## Stored data

○ ○ ○ ○

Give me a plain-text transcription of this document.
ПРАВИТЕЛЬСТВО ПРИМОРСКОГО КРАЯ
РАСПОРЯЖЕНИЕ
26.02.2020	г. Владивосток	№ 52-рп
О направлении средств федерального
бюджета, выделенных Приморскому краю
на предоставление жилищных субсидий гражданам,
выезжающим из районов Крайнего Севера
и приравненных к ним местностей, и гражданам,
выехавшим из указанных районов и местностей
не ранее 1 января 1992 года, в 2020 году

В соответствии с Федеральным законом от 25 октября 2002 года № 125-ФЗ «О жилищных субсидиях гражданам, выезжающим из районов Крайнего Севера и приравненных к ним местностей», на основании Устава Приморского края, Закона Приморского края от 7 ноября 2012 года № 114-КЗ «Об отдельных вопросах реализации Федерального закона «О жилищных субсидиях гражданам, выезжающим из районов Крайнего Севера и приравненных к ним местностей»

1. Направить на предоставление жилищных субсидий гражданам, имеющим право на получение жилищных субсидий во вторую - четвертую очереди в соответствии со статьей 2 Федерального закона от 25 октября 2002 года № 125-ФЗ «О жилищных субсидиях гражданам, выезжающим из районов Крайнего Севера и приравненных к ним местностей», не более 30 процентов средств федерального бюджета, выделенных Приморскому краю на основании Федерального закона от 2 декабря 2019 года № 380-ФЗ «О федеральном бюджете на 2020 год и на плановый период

○ ○ ○ ○

## Goal
Please return the data above exactly as given.

## Output below
Give me a plain-text transcription of this document.
ПРАВИТЕЛЬСТВО ПРИМОРСКОГО КРАЯ
РАСПОРЯЖЕНИЕ
26.02.2020	г. Владивосток	№ 52-рп
О направлении средств федерального
бюджета, выделенных Приморскому краю
на предоставление жилищных субсидий гражданам,
выезжающим из районов Крайнего Севера
и приравненных к ним местностей, и гражданам,
выехавшим из указанных районов и местностей
не ранее 1 января 1992 года, в 2020 году

В соответствии с Федеральным законом от 25 октября 2002 года № 125-ФЗ «О жилищных субсидиях гражданам, выезжающим из районов Крайнего Севера и приравненных к ним местностей», на основании Устава Приморского края, Закона Приморского края от 7 ноября 2012 года № 114-КЗ «Об отдельных вопросах реализации Федерального закона «О жилищных субсидиях гражданам, выезжающим из районов Крайнего Севера и приравненных к ним местностей»

1. Направить на предоставление жилищных субсидий гражданам, имеющим право на получение жилищных субсидий во вторую - четвертую очереди в соответствии со статьей 2 Федерального закона от 25 октября 2002 года № 125-ФЗ «О жилищных субсидиях гражданам, выезжающим из районов Крайнего Севера и приравненных к ним местностей», не более 30 процентов средств федерального бюджета, выделенных Приморскому краю на основании Федерального закона от 2 декабря 2019 года № 380-ФЗ «О федеральном бюджете на 2020 год и на плановый период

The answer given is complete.